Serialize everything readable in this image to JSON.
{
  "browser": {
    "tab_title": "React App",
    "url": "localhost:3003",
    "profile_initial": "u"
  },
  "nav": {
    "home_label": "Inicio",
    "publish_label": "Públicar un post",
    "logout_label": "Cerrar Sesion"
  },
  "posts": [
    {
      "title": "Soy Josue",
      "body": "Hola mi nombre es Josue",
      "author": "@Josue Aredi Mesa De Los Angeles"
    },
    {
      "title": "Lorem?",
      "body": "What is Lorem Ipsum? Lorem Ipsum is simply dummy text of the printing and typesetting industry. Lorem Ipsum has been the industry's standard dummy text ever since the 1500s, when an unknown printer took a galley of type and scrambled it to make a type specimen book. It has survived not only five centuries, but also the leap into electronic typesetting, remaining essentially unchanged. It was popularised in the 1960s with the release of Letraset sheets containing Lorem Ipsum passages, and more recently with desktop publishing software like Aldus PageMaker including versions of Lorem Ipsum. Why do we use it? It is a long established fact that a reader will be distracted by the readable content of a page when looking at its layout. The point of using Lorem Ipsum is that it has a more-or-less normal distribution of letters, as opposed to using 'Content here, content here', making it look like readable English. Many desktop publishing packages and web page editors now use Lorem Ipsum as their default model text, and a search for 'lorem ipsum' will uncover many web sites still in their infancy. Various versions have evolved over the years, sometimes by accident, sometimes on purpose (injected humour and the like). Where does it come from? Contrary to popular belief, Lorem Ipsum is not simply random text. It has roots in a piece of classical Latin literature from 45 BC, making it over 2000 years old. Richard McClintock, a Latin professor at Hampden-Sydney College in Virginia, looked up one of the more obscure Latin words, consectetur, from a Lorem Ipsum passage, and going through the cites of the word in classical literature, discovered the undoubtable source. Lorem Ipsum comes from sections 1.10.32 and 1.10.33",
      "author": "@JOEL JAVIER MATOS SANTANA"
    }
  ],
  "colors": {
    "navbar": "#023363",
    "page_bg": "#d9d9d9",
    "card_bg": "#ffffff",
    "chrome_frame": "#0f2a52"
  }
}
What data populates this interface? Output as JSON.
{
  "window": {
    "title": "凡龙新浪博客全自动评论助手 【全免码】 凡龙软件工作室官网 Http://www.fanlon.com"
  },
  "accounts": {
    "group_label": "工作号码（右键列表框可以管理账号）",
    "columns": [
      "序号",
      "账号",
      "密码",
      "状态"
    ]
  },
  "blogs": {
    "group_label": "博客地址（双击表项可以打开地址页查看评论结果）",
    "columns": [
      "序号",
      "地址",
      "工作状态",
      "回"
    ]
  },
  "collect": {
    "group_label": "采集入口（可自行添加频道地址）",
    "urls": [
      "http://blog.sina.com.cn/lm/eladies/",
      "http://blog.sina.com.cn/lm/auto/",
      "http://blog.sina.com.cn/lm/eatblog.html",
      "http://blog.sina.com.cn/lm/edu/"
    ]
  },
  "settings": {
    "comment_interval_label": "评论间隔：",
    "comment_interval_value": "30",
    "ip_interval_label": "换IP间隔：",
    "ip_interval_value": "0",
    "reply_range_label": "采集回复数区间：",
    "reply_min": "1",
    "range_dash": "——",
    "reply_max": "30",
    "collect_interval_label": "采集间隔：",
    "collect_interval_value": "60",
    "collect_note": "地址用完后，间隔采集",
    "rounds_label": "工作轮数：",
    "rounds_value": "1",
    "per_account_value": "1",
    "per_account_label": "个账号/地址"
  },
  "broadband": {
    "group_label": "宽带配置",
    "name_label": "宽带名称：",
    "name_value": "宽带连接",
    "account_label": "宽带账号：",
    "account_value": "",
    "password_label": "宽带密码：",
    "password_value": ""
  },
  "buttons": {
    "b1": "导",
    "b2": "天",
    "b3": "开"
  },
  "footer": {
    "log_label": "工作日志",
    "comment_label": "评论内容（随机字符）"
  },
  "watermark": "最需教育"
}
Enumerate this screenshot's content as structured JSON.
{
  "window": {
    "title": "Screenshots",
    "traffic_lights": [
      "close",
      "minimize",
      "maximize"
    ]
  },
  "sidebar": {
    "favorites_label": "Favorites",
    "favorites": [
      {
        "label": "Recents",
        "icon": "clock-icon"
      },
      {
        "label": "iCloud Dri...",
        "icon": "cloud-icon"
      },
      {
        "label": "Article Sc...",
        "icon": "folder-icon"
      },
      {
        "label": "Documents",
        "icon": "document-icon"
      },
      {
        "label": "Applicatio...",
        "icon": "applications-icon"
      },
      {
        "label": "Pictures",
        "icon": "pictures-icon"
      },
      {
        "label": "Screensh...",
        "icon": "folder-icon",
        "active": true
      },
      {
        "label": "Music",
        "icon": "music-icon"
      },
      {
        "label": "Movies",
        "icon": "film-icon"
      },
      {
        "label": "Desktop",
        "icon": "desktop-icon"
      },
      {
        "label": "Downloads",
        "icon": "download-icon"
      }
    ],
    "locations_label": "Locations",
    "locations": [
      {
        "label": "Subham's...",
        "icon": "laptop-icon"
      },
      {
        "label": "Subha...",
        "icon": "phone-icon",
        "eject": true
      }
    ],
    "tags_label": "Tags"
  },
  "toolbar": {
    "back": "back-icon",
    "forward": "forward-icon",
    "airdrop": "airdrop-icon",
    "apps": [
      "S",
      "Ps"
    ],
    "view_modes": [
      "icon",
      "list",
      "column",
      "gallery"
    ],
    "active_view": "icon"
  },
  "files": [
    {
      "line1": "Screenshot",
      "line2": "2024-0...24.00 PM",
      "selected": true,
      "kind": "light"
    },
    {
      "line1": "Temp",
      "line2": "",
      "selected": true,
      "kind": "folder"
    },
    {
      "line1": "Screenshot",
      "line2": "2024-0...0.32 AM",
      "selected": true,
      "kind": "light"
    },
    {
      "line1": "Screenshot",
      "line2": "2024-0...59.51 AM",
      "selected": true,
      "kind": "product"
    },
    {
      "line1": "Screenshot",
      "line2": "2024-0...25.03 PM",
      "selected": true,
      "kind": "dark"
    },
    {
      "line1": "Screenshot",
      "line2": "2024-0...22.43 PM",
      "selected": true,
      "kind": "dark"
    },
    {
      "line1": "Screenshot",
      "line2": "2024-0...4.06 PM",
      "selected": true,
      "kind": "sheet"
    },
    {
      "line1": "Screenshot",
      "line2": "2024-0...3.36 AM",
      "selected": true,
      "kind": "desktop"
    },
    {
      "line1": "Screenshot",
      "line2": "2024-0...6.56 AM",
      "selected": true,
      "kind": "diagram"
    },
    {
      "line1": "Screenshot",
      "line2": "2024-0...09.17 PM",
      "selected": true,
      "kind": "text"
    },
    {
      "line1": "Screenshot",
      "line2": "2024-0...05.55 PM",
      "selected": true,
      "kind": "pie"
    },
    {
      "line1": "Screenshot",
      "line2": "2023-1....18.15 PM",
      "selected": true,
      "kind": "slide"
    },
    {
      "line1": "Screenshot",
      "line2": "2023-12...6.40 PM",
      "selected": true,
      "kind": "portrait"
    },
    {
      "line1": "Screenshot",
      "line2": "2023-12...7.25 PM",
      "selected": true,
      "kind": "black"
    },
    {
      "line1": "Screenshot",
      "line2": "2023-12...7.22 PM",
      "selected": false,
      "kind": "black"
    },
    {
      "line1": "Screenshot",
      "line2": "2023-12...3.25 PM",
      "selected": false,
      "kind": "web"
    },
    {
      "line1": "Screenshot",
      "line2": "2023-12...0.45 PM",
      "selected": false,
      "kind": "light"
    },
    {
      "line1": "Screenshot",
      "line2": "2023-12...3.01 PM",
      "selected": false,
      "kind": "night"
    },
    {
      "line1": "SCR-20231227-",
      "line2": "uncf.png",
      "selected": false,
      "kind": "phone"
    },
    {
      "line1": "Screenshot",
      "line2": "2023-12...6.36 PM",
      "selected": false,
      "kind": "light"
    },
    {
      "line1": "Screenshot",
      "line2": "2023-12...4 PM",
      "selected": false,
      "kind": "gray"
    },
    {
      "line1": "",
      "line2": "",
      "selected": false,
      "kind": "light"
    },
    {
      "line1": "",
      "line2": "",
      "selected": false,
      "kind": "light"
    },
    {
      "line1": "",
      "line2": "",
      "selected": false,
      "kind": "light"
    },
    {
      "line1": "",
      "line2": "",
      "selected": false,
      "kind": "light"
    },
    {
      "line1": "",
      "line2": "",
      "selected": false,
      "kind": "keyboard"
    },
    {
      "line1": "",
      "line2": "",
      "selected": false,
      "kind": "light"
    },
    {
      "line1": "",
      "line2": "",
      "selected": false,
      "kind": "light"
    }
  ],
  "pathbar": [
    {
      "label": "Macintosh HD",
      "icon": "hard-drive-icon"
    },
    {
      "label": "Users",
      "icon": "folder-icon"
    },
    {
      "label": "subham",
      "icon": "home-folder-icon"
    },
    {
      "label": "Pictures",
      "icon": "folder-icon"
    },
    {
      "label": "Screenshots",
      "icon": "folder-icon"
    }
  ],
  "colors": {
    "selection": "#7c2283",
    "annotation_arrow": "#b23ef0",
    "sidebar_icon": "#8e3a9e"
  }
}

________________

# [PROBLEM DESCRIPTION]
Which lines hold the word "Screenshots"? Copy all of them.

# [COMPLETED TASK]
    "title": "Screenshots",
      "label": "Screenshots",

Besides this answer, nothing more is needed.